## Entries shown
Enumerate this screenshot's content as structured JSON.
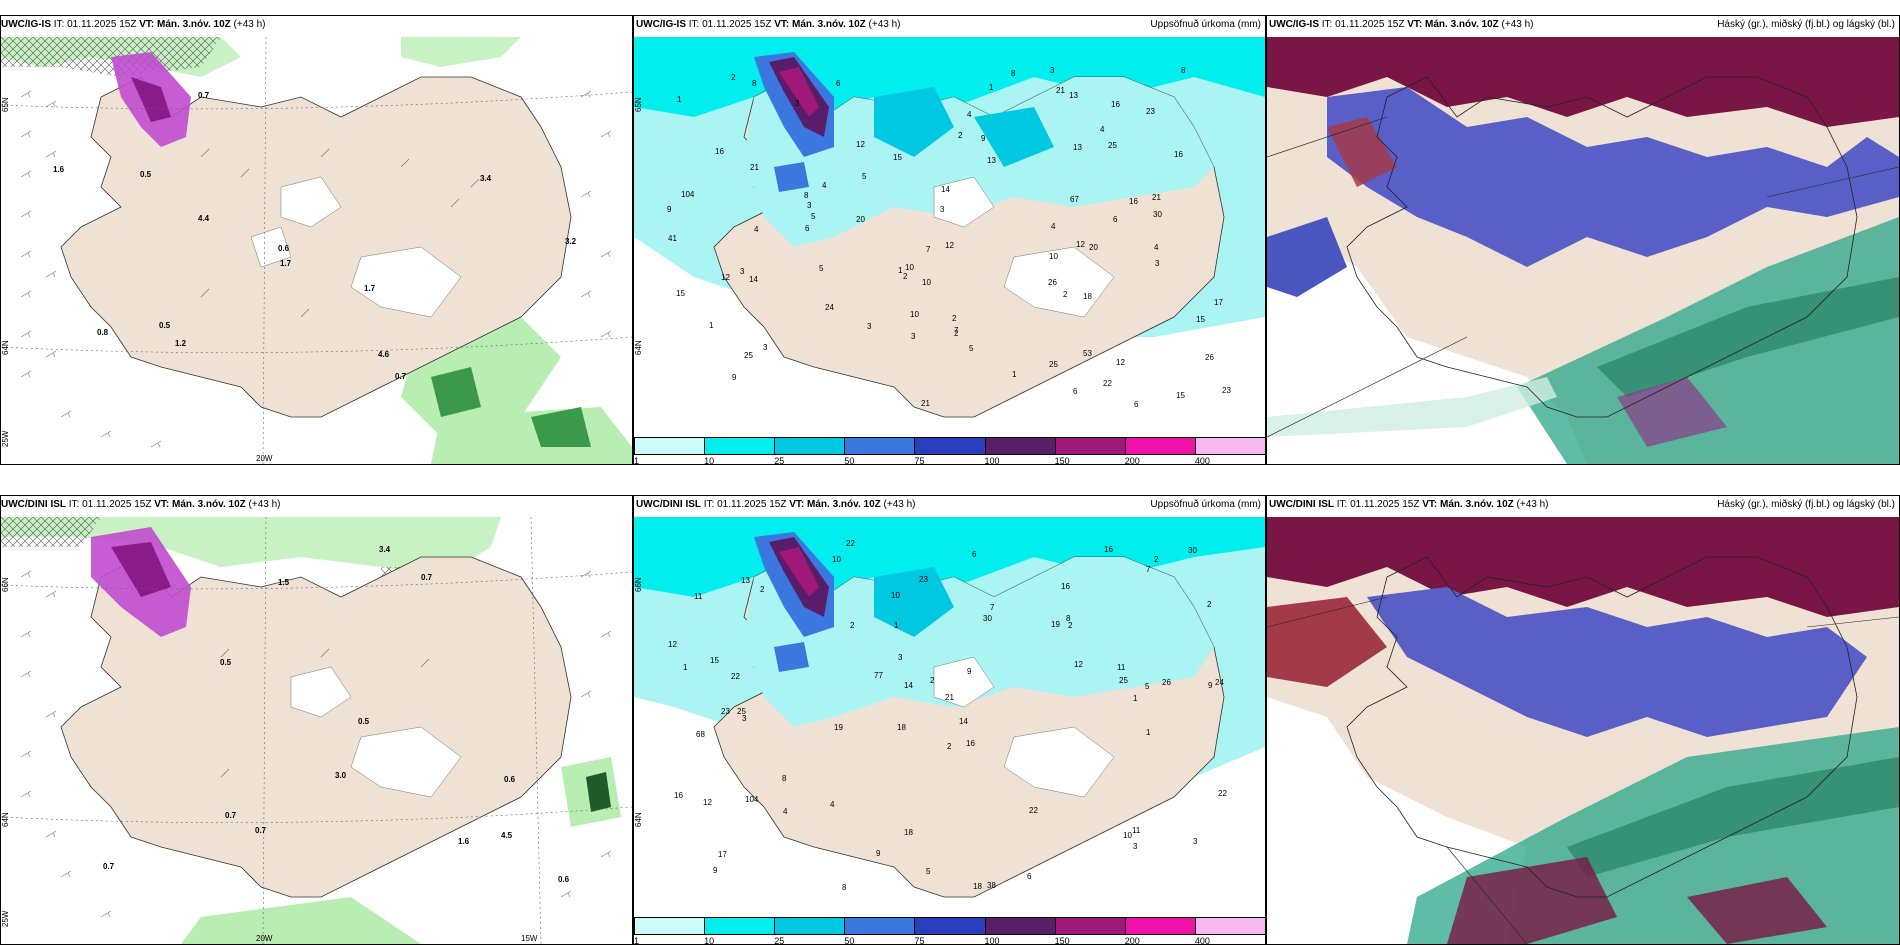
{
  "colors": {
    "land": "#efe1d3",
    "snow_land": "#ffffff",
    "precip_light": "#aaf4f4",
    "precip_cyan": "#00f0f0",
    "precip_mid": "#22cce6",
    "precip_blue": "#4e6fe0",
    "precip_deep": "#6b2368",
    "precip_magenta": "#c8147a",
    "cloud_high": "#7a1646",
    "cloud_mid": "#5a5fc8",
    "cloud_low": "#2aa68a",
    "green_precip": "#9ee89a",
    "purple_precip": "#c04bd0"
  },
  "rows": [
    {
      "model": "UWC/IG-IS",
      "it_label": "IT:",
      "it_value": "01.11.2025 15Z",
      "vt_label": "VT:",
      "vt_value": "Mán. 3.nóv. 10Z",
      "lead": "(+43 h)",
      "mid_title": "Uppsöfnuð úrkoma (mm)",
      "right_title": "Háský (gr.), miðský (fj.bl.) og lágský (bl.)",
      "axis_labels": {
        "lat_top": "65N",
        "lat_mid": "64N",
        "lon_left": "25W",
        "lon_mid": "20W"
      },
      "left_values": [
        "0.7",
        "0.7",
        "0.5",
        "0.5",
        "3.4",
        "4.6",
        "3.2",
        "4.4",
        "1.7",
        "1.2",
        "0.8",
        "1.6",
        "0.6",
        "1.7"
      ],
      "mid_values": [
        "26",
        "17",
        "16",
        "15",
        "25",
        "25",
        "21",
        "14",
        "26",
        "22",
        "12",
        "10",
        "15",
        "18",
        "24",
        "15",
        "23",
        "12",
        "16",
        "15",
        "10",
        "41",
        "67",
        "21",
        "30",
        "25",
        "21",
        "13",
        "23",
        "14",
        "16",
        "8",
        "104",
        "53",
        "20",
        "9",
        "13",
        "12",
        "20",
        "6",
        "10",
        "5",
        "4",
        "21",
        "9",
        "12",
        "8",
        "4",
        "7",
        "8",
        "10",
        "8",
        "3",
        "12",
        "1",
        "5",
        "13",
        "2",
        "6",
        "7",
        "4",
        "3",
        "2",
        "1",
        "2",
        "1",
        "4",
        "3",
        "2",
        "1",
        "6",
        "4",
        "3",
        "3",
        "5",
        "3",
        "6",
        "2",
        "3",
        "16",
        "2",
        "9",
        "4",
        "5",
        "1",
        "3",
        "3",
        "6"
      ]
    },
    {
      "model": "UWC/DINI ISL",
      "it_label": "IT:",
      "it_value": "01.11.2025 15Z",
      "vt_label": "VT:",
      "vt_value": "Mán. 3.nóv. 10Z",
      "lead": "(+43 h)",
      "mid_title": "Uppsöfnuð úrkoma (mm)",
      "right_title": "Háský (gr.), miðský (fj.bl.) og lágský (bl.)",
      "axis_labels": {
        "lat_top": "66N",
        "lat_mid": "64N",
        "lon_left": "25W",
        "lon_mid": "20W",
        "lon_right": "15W"
      },
      "left_values": [
        "0.7",
        "0.6",
        "0.5",
        "3.0",
        "1.5",
        "3.4",
        "4.5",
        "0.7",
        "1.6",
        "0.7",
        "0.6",
        "0.5",
        "0.7"
      ],
      "mid_values": [
        "22",
        "16",
        "9",
        "18",
        "16",
        "25",
        "11",
        "19",
        "68",
        "30",
        "21",
        "9",
        "10",
        "19",
        "18",
        "38",
        "18",
        "16",
        "12",
        "8",
        "22",
        "23",
        "24",
        "26",
        "16",
        "15",
        "14",
        "25",
        "11",
        "12",
        "10",
        "7",
        "104",
        "77",
        "22",
        "22",
        "11",
        "9",
        "30",
        "23",
        "17",
        "8",
        "6",
        "13",
        "5",
        "2",
        "3",
        "8",
        "12",
        "14",
        "10",
        "1",
        "9",
        "7",
        "6",
        "4",
        "3",
        "2",
        "2",
        "1",
        "3",
        "1",
        "2",
        "4",
        "2",
        "1",
        "5",
        "3",
        "2",
        "2"
      ]
    }
  ],
  "colorbar": {
    "ticks": [
      "1",
      "10",
      "25",
      "50",
      "75",
      "100",
      "150",
      "200",
      "400"
    ],
    "colors": [
      "#ccf9f9",
      "#00eeee",
      "#00c8e0",
      "#3a78e0",
      "#2b3ec0",
      "#5a1d6a",
      "#a0197a",
      "#ee11aa",
      "#f7b8f0"
    ]
  }
}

## Written task
Copy all of the entries verbatim, leaving out any pictures they contain.

## Solution to this problem
Enumerate this screenshot's content as structured JSON.
{
  "colors": {
    "land": "#efe1d3",
    "snow_land": "#ffffff",
    "precip_light": "#aaf4f4",
    "precip_cyan": "#00f0f0",
    "precip_mid": "#22cce6",
    "precip_blue": "#4e6fe0",
    "precip_deep": "#6b2368",
    "precip_magenta": "#c8147a",
    "cloud_high": "#7a1646",
    "cloud_mid": "#5a5fc8",
    "cloud_low": "#2aa68a",
    "green_precip": "#9ee89a",
    "purple_precip": "#c04bd0"
  },
  "rows": [
    {
      "model": "UWC/IG-IS",
      "it_label": "IT:",
      "it_value": "01.11.2025 15Z",
      "vt_label": "VT:",
      "vt_value": "Mán. 3.nóv. 10Z",
      "lead": "(+43 h)",
      "mid_title": "Uppsöfnuð úrkoma (mm)",
      "right_title": "Háský (gr.), miðský (fj.bl.) og lágský (bl.)",
      "axis_labels": {
        "lat_top": "65N",
        "lat_mid": "64N",
        "lon_left": "25W",
        "lon_mid": "20W"
      },
      "left_values": [
        "0.7",
        "0.7",
        "0.5",
        "0.5",
        "3.4",
        "4.6",
        "3.2",
        "4.4",
        "1.7",
        "1.2",
        "0.8",
        "1.6",
        "0.6",
        "1.7"
      ],
      "mid_values": [
        "26",
        "17",
        "16",
        "15",
        "25",
        "25",
        "21",
        "14",
        "26",
        "22",
        "12",
        "10",
        "15",
        "18",
        "24",
        "15",
        "23",
        "12",
        "16",
        "15",
        "10",
        "41",
        "67",
        "21",
        "30",
        "25",
        "21",
        "13",
        "23",
        "14",
        "16",
        "8",
        "104",
        "53",
        "20",
        "9",
        "13",
        "12",
        "20",
        "6",
        "10",
        "5",
        "4",
        "21",
        "9",
        "12",
        "8",
        "4",
        "7",
        "8",
        "10",
        "8",
        "3",
        "12",
        "1",
        "5",
        "13",
        "2",
        "6",
        "7",
        "4",
        "3",
        "2",
        "1",
        "2",
        "1",
        "4",
        "3",
        "2",
        "1",
        "6",
        "4",
        "3",
        "3",
        "5",
        "3",
        "6",
        "2",
        "3",
        "16",
        "2",
        "9",
        "4",
        "5",
        "1",
        "3",
        "3",
        "6"
      ]
    },
    {
      "model": "UWC/DINI ISL",
      "it_label": "IT:",
      "it_value": "01.11.2025 15Z",
      "vt_label": "VT:",
      "vt_value": "Mán. 3.nóv. 10Z",
      "lead": "(+43 h)",
      "mid_title": "Uppsöfnuð úrkoma (mm)",
      "right_title": "Háský (gr.), miðský (fj.bl.) og lágský (bl.)",
      "axis_labels": {
        "lat_top": "66N",
        "lat_mid": "64N",
        "lon_left": "25W",
        "lon_mid": "20W",
        "lon_right": "15W"
      },
      "left_values": [
        "0.7",
        "0.6",
        "0.5",
        "3.0",
        "1.5",
        "3.4",
        "4.5",
        "0.7",
        "1.6",
        "0.7",
        "0.6",
        "0.5",
        "0.7"
      ],
      "mid_values": [
        "22",
        "16",
        "9",
        "18",
        "16",
        "25",
        "11",
        "19",
        "68",
        "30",
        "21",
        "9",
        "10",
        "19",
        "18",
        "38",
        "18",
        "16",
        "12",
        "8",
        "22",
        "23",
        "24",
        "26",
        "16",
        "15",
        "14",
        "25",
        "11",
        "12",
        "10",
        "7",
        "104",
        "77",
        "22",
        "22",
        "11",
        "9",
        "30",
        "23",
        "17",
        "8",
        "6",
        "13",
        "5",
        "2",
        "3",
        "8",
        "12",
        "14",
        "10",
        "1",
        "9",
        "7",
        "6",
        "4",
        "3",
        "2",
        "2",
        "1",
        "3",
        "1",
        "2",
        "4",
        "2",
        "1",
        "5",
        "3",
        "2",
        "2"
      ]
    }
  ],
  "colorbar": {
    "ticks": [
      "1",
      "10",
      "25",
      "50",
      "75",
      "100",
      "150",
      "200",
      "400"
    ],
    "colors": [
      "#ccf9f9",
      "#00eeee",
      "#00c8e0",
      "#3a78e0",
      "#2b3ec0",
      "#5a1d6a",
      "#a0197a",
      "#ee11aa",
      "#f7b8f0"
    ]
  }
}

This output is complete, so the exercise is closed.